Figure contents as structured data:
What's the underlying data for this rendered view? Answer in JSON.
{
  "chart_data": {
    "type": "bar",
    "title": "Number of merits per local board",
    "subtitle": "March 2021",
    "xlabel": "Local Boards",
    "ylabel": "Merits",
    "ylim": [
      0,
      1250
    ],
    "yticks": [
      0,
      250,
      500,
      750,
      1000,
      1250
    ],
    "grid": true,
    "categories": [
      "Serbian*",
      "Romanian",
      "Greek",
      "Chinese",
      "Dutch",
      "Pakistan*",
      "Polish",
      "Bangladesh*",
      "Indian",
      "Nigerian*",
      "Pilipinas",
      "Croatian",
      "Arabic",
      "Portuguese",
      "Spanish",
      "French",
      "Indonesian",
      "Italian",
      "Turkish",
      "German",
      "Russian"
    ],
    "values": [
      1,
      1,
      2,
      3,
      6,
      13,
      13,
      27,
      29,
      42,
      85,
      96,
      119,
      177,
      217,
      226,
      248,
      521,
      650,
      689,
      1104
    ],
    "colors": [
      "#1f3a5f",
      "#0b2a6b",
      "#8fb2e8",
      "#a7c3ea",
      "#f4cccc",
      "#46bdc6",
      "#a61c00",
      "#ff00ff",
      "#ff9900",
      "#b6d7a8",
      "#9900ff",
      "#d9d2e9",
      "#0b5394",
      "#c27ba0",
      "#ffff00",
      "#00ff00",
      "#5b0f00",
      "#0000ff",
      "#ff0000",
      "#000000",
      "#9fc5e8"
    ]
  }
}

§ Your goal
Using the listing above, retype each line exactly.

§ Response
What's the underlying data for this rendered view? Answer in JSON.
{
  "chart_data": {
    "type": "bar",
    "title": "Number of merits per local board",
    "subtitle": "March 2021",
    "xlabel": "Local Boards",
    "ylabel": "Merits",
    "ylim": [
      0,
      1250
    ],
    "yticks": [
      0,
      250,
      500,
      750,
      1000,
      1250
    ],
    "grid": true,
    "categories": [
      "Serbian*",
      "Romanian",
      "Greek",
      "Chinese",
      "Dutch",
      "Pakistan*",
      "Polish",
      "Bangladesh*",
      "Indian",
      "Nigerian*",
      "Pilipinas",
      "Croatian",
      "Arabic",
      "Portuguese",
      "Spanish",
      "French",
      "Indonesian",
      "Italian",
      "Turkish",
      "German",
      "Russian"
    ],
    "values": [
      1,
      1,
      2,
      3,
      6,
      13,
      13,
      27,
      29,
      42,
      85,
      96,
      119,
      177,
      217,
      226,
      248,
      521,
      650,
      689,
      1104
    ],
    "colors": [
      "#1f3a5f",
      "#0b2a6b",
      "#8fb2e8",
      "#a7c3ea",
      "#f4cccc",
      "#46bdc6",
      "#a61c00",
      "#ff00ff",
      "#ff9900",
      "#b6d7a8",
      "#9900ff",
      "#d9d2e9",
      "#0b5394",
      "#c27ba0",
      "#ffff00",
      "#00ff00",
      "#5b0f00",
      "#0000ff",
      "#ff0000",
      "#000000",
      "#9fc5e8"
    ]
  }
}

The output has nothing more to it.